### EXCERPTED RECORDS
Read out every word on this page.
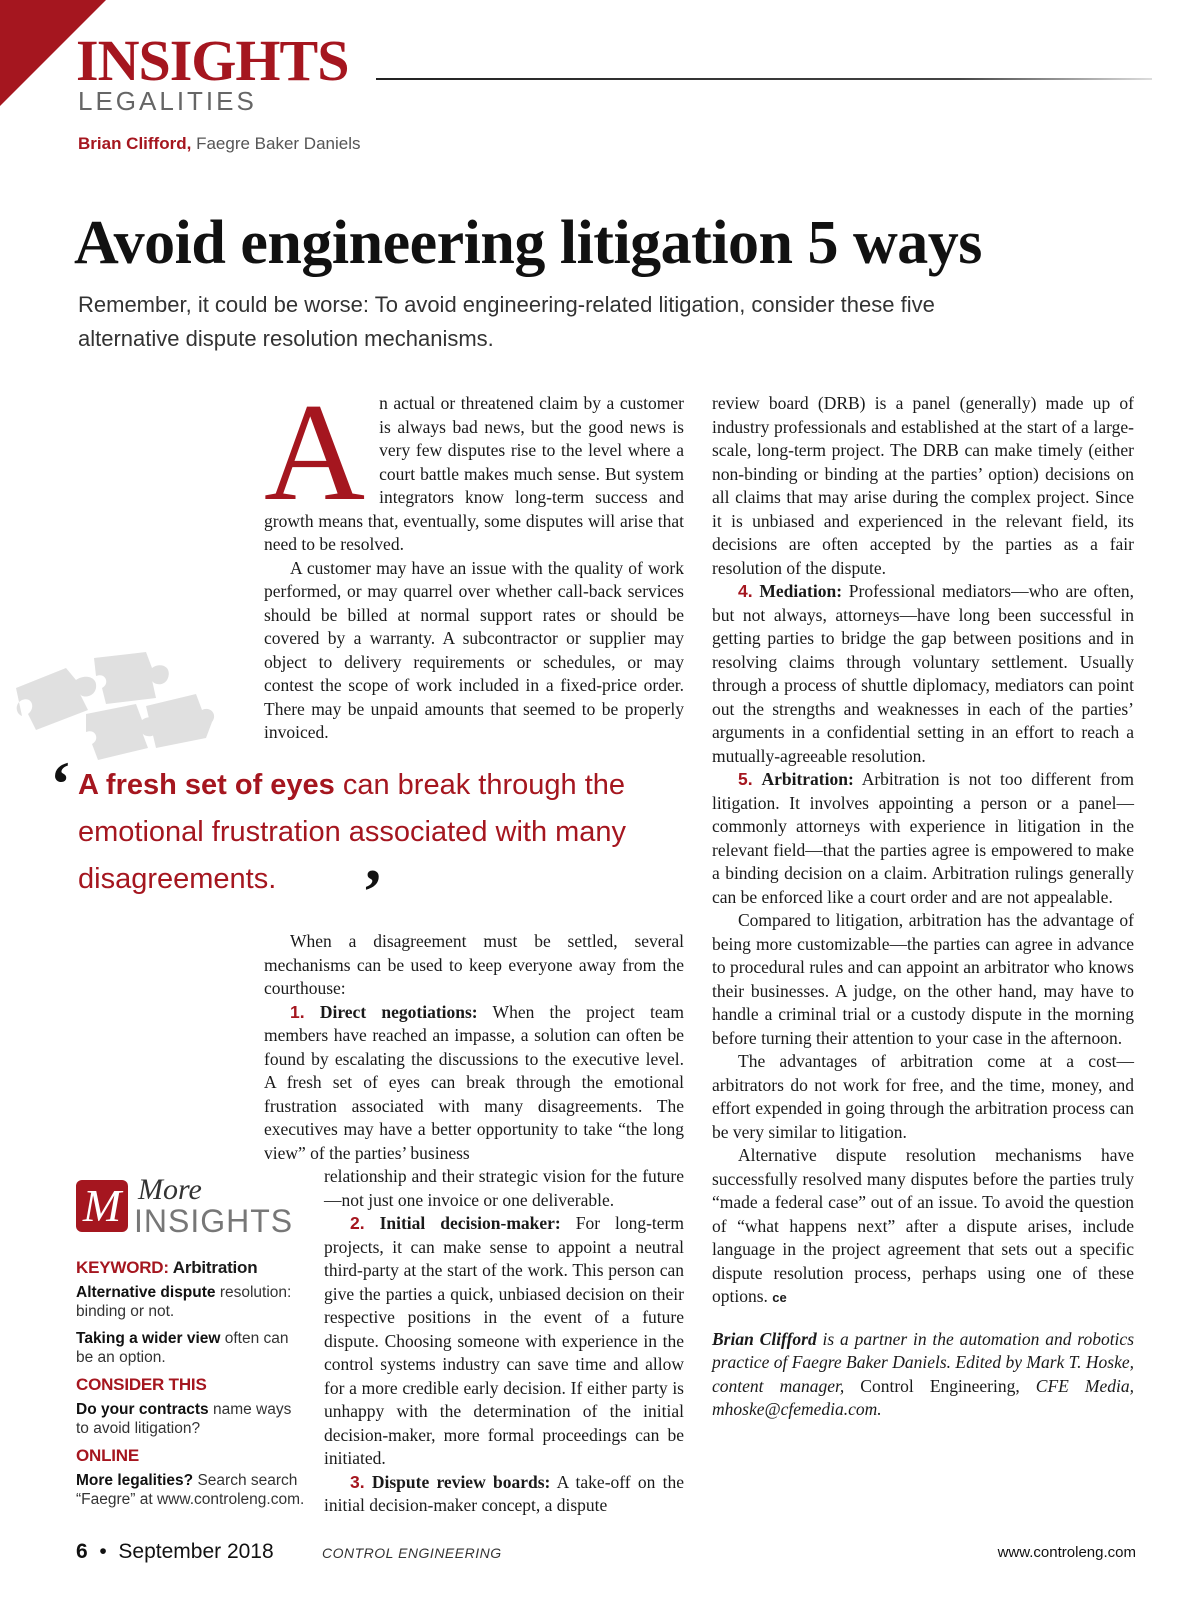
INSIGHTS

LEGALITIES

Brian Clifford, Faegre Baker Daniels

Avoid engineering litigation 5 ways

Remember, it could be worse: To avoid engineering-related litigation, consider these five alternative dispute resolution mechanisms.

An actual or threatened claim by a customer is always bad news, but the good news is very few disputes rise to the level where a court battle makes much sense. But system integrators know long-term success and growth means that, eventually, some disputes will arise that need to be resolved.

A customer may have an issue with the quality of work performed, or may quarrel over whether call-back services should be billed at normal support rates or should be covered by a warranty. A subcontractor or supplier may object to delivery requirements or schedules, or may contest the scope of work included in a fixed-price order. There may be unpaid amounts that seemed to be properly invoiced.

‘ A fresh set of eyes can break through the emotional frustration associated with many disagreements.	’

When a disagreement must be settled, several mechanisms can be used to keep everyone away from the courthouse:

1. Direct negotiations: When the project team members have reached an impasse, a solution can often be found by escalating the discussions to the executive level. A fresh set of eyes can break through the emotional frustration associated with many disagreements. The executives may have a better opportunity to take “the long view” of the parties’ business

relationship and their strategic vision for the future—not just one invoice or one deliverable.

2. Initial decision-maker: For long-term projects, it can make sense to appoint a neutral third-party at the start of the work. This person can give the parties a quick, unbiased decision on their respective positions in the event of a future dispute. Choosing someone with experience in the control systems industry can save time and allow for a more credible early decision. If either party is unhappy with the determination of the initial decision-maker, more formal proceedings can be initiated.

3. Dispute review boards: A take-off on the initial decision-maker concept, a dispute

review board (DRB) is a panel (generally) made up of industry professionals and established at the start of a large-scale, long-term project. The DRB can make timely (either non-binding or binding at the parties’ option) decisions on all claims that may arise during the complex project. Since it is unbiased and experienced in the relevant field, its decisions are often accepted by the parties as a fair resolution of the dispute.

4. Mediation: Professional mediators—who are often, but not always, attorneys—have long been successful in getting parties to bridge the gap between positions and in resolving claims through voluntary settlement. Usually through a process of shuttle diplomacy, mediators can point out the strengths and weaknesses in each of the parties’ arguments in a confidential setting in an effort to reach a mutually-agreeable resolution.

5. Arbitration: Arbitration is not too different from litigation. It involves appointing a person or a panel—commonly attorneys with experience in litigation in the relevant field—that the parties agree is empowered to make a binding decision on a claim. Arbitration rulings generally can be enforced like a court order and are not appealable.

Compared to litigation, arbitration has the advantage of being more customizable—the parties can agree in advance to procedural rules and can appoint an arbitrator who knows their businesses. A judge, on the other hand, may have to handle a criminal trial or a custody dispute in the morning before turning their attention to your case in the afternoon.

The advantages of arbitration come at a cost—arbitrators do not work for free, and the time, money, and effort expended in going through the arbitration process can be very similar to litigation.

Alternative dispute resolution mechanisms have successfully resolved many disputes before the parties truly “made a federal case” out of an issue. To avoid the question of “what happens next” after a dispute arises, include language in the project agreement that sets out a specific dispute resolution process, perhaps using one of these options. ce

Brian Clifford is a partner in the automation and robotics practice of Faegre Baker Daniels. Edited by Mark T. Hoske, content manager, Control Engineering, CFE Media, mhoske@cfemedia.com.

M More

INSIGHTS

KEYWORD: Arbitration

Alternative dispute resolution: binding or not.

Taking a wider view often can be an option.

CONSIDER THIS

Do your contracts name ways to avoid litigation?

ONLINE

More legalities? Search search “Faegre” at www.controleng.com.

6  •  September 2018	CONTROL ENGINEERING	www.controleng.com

==

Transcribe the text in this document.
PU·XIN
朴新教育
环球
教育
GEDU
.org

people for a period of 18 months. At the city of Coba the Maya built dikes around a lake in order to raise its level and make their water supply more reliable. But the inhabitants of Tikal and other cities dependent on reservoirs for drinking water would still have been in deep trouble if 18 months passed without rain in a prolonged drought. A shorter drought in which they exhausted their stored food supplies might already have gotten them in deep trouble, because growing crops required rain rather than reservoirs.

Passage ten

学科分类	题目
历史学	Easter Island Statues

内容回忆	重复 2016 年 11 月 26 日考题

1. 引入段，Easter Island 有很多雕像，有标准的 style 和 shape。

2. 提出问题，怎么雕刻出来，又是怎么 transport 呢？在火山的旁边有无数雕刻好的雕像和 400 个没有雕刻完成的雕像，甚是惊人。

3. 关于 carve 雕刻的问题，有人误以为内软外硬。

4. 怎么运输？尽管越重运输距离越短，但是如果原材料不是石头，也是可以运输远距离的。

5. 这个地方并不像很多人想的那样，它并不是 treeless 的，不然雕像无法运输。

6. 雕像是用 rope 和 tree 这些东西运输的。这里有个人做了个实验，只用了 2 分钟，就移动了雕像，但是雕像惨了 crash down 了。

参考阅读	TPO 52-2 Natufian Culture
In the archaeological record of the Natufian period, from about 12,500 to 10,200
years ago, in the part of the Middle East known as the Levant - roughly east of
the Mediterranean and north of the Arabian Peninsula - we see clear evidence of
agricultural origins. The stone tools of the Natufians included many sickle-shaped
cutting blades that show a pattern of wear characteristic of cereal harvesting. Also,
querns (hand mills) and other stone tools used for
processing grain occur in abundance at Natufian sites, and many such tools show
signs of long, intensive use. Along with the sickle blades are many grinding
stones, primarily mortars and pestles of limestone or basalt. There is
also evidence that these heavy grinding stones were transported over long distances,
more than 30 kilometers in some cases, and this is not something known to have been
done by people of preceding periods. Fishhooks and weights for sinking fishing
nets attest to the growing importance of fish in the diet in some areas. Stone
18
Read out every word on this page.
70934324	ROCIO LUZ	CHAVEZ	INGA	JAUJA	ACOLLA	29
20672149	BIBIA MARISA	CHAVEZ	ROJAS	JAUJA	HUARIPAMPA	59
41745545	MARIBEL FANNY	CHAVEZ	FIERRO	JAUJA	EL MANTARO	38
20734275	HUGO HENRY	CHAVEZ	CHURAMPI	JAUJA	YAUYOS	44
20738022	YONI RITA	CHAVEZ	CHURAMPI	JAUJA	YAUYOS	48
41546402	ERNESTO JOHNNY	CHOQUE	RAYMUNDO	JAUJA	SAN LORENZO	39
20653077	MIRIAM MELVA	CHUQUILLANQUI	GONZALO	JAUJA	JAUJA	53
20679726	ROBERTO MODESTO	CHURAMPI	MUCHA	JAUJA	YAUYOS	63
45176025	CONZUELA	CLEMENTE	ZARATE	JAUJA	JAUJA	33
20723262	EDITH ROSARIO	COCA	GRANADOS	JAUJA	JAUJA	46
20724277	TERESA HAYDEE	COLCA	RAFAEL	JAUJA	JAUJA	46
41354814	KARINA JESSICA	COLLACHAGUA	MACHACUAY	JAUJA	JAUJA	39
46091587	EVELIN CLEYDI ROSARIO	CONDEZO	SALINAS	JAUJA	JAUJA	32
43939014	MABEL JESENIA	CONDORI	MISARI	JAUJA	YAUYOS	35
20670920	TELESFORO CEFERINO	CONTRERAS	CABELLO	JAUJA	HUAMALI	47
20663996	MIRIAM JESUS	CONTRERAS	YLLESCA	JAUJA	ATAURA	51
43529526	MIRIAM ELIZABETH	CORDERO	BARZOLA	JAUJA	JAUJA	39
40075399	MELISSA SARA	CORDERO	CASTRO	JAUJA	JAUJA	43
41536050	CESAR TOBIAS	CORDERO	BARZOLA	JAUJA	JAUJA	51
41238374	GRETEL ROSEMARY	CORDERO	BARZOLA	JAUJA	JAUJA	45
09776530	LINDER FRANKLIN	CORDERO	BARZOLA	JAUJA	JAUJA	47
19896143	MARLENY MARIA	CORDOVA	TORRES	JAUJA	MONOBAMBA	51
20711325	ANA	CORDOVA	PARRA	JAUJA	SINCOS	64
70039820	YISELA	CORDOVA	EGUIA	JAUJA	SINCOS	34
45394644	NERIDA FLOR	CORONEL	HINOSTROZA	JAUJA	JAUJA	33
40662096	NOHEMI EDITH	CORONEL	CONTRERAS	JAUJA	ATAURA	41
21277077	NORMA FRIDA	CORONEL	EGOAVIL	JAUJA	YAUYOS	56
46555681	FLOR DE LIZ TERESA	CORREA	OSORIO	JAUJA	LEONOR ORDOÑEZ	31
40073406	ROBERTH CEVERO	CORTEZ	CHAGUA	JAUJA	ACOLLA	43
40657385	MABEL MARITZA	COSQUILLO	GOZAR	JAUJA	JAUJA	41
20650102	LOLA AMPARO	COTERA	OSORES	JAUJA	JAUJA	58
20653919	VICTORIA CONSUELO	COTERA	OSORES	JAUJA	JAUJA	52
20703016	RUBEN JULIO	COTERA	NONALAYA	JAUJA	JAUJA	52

### BRIEF
Of the lines in the material, how many hold the word "CONTRERAS"? Reply with the number only.

### FINAL RESULT
3